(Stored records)

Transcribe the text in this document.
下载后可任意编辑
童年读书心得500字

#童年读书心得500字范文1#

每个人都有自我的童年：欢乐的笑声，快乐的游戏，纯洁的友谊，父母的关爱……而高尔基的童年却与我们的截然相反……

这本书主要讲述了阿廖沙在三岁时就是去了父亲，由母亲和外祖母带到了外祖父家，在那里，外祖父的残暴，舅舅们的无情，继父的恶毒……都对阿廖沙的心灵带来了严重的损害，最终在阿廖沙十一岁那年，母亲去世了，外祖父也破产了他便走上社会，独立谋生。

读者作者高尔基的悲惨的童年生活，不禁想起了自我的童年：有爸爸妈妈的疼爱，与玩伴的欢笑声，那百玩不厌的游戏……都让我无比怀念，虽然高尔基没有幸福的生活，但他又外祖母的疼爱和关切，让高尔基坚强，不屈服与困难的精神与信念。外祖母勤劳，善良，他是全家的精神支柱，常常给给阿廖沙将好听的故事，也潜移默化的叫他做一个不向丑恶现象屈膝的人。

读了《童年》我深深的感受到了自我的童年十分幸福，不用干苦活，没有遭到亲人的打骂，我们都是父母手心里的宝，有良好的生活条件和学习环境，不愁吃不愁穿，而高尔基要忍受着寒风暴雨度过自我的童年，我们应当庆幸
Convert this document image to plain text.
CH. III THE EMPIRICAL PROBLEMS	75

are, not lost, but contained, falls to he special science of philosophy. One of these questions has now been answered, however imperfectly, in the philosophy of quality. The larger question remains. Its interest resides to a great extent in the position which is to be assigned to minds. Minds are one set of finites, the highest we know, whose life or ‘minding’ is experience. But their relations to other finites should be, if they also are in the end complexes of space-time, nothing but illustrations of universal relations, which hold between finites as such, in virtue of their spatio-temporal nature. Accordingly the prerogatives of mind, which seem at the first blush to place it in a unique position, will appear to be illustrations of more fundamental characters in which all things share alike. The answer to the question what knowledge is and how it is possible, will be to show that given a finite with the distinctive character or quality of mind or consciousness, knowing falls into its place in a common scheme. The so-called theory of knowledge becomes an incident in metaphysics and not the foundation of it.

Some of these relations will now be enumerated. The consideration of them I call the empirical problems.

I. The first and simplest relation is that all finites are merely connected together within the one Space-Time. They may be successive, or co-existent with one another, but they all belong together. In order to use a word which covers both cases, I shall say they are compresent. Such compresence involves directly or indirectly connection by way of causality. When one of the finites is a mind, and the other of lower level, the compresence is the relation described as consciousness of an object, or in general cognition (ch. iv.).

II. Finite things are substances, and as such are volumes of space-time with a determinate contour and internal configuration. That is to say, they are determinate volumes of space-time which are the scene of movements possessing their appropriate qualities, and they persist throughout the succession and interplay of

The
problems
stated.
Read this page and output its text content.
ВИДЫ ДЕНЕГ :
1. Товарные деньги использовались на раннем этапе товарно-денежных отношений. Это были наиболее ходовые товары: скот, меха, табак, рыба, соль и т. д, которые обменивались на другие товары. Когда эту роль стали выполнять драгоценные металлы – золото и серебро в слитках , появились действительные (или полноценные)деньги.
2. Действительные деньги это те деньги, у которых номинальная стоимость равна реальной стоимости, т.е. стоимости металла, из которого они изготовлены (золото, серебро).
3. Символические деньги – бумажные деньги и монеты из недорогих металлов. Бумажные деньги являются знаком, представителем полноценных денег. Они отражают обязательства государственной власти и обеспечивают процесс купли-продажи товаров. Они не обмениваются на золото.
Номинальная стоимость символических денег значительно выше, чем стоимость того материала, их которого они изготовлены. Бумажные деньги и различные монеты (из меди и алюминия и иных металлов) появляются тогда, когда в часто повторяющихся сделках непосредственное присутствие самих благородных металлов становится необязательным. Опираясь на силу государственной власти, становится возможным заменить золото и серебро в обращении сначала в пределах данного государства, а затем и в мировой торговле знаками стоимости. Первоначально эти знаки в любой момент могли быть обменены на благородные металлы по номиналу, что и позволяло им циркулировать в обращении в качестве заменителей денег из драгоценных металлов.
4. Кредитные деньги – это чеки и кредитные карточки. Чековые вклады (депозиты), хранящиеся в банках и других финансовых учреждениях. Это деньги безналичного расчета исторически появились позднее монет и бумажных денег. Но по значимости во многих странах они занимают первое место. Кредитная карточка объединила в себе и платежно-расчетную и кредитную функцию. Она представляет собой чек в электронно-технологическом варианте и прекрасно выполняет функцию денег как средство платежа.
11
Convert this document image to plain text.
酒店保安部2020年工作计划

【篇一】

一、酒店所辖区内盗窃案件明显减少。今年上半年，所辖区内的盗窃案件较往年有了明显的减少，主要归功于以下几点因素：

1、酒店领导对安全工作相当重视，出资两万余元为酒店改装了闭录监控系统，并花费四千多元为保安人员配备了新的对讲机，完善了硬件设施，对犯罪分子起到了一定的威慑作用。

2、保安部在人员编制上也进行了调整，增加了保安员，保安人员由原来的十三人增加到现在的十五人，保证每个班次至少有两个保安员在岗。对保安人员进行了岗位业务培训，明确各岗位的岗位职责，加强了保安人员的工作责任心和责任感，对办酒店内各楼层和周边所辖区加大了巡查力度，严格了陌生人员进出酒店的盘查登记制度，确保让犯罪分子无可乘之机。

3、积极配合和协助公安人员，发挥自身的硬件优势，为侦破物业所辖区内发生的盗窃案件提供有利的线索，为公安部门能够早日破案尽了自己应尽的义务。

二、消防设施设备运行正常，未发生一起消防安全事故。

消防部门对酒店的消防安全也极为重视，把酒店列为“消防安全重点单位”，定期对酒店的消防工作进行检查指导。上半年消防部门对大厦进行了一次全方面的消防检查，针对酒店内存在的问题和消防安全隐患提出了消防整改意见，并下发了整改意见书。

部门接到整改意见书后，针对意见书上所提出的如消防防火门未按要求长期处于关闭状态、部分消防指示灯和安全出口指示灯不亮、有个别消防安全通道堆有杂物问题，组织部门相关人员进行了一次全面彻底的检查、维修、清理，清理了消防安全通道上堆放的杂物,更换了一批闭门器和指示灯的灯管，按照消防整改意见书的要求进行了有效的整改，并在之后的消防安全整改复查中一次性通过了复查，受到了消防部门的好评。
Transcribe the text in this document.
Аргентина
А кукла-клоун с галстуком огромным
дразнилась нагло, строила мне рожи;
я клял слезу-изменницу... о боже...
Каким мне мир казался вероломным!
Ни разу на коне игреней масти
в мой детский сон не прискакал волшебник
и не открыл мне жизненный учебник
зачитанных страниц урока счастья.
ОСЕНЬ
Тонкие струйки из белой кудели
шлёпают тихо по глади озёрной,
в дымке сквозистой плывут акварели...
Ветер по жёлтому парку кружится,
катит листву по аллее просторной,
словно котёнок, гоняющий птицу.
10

Directions> From the entries above, extract every line where the word "will" appears.

Task output>
are, not lost, but contained, falls to he special science of philosophy. One of these questions has now been answered, however imperfectly, in the philosophy of quality. The larger question remains. Its interest resides to a great extent in the position which is to be assigned to minds. Minds are one set of finites, the highest we know, whose life or ‘minding’ is experience. But their relations to other finites should be, if they also are in the end complexes of space-time, nothing but illustrations of universal relations, which hold between finites as such, in virtue of their spatio-temporal nature. Accordingly the prerogatives of mind, which seem at the first blush to place it in a unique position, will appear to be illustrations of more fundamental characters in which all things share alike. The answer to the question what knowledge is and how it is possible, will be to show that given a finite with the distinctive character or quality of mind or consciousness, knowing falls into its place in a common scheme. The so-called theory of knowledge becomes an incident in metaphysics and not the foundation of it.
Some of these relations will now be enumerated. The consideration of them I call the empirical problems.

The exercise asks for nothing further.